## BEGIN
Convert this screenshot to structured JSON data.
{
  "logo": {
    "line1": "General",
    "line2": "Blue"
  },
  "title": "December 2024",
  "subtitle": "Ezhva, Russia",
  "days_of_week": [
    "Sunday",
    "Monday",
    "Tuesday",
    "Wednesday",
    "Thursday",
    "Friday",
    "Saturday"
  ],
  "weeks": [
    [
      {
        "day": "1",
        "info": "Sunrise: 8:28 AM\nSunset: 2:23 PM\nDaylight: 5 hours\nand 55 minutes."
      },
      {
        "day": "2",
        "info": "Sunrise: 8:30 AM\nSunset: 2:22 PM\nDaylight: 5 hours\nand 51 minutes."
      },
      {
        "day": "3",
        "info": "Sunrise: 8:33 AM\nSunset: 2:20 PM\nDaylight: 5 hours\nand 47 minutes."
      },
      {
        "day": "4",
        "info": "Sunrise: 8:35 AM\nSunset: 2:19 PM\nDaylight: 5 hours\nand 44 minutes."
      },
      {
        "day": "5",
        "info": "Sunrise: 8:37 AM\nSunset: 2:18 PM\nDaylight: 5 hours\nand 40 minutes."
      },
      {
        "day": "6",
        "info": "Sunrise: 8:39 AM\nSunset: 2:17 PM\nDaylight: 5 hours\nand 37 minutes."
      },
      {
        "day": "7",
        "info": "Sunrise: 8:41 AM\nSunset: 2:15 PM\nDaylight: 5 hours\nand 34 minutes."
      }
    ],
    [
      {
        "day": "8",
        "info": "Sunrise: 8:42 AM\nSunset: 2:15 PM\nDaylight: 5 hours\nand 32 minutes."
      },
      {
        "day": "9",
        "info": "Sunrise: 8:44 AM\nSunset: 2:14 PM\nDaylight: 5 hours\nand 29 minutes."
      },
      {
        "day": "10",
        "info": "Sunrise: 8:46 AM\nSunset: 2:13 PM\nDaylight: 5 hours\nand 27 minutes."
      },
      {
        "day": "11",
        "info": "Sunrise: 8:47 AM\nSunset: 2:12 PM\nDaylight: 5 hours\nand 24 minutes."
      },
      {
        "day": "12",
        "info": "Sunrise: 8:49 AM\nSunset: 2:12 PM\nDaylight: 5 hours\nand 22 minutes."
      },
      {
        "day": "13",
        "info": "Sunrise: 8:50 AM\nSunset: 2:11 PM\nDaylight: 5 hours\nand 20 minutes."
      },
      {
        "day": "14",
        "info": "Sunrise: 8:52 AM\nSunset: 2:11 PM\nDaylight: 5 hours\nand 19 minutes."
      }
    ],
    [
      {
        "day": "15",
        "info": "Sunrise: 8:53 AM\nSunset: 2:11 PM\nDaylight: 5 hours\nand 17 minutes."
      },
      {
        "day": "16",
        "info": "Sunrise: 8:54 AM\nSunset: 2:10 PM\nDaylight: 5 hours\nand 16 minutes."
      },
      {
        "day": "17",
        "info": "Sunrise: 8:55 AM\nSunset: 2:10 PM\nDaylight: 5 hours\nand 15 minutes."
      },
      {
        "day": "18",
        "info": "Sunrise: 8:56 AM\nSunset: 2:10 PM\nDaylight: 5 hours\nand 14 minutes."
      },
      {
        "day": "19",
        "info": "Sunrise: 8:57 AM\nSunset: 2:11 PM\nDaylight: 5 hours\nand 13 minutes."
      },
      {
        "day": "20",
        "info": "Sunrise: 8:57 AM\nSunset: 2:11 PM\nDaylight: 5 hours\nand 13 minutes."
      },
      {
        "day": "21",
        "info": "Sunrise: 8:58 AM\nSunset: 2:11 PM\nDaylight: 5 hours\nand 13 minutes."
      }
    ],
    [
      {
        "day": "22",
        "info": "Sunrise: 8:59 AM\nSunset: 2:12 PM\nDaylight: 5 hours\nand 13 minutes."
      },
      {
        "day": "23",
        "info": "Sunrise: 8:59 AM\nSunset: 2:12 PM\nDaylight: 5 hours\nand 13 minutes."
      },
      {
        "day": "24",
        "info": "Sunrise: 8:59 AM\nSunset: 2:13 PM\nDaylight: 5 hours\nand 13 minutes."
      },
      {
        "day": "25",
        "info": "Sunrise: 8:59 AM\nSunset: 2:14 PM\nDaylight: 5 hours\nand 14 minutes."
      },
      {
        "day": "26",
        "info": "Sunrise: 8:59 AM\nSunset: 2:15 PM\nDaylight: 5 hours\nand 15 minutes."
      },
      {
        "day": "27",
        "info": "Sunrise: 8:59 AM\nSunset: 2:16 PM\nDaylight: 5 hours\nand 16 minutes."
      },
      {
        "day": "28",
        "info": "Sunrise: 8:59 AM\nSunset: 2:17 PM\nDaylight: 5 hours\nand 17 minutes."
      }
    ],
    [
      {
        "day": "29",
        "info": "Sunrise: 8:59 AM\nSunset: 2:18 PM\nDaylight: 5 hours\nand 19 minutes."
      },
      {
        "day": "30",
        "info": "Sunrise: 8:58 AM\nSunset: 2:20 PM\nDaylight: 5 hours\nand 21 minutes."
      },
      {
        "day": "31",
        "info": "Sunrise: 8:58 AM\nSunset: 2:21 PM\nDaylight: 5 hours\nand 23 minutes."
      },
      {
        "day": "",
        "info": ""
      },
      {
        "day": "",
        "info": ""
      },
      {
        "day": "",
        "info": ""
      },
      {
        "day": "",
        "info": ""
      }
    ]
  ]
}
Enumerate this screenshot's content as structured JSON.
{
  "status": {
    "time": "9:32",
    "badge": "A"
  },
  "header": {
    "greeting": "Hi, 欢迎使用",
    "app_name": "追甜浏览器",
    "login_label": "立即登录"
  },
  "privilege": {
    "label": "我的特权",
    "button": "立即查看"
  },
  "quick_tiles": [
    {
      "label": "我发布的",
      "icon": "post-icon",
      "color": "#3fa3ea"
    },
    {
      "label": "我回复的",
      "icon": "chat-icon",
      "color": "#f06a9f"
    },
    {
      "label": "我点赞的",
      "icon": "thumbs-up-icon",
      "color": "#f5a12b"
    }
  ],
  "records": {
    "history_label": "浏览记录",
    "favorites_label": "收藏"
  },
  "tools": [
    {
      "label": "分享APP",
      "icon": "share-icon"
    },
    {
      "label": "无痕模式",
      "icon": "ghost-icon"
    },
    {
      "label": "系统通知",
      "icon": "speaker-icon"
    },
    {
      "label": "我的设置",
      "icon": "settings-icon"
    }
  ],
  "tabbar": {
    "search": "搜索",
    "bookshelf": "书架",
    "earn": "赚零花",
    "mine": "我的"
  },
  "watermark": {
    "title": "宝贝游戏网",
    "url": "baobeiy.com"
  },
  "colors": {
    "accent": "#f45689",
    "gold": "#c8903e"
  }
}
## END
* [SHORT TASK]
Gather up the lines containing the word "structured" from these records and copy them.

* [SOLUTION FOR THIS EXERCISE]
Convert this screenshot to structured JSON data.
Enumerate this screenshot's content as structured JSON.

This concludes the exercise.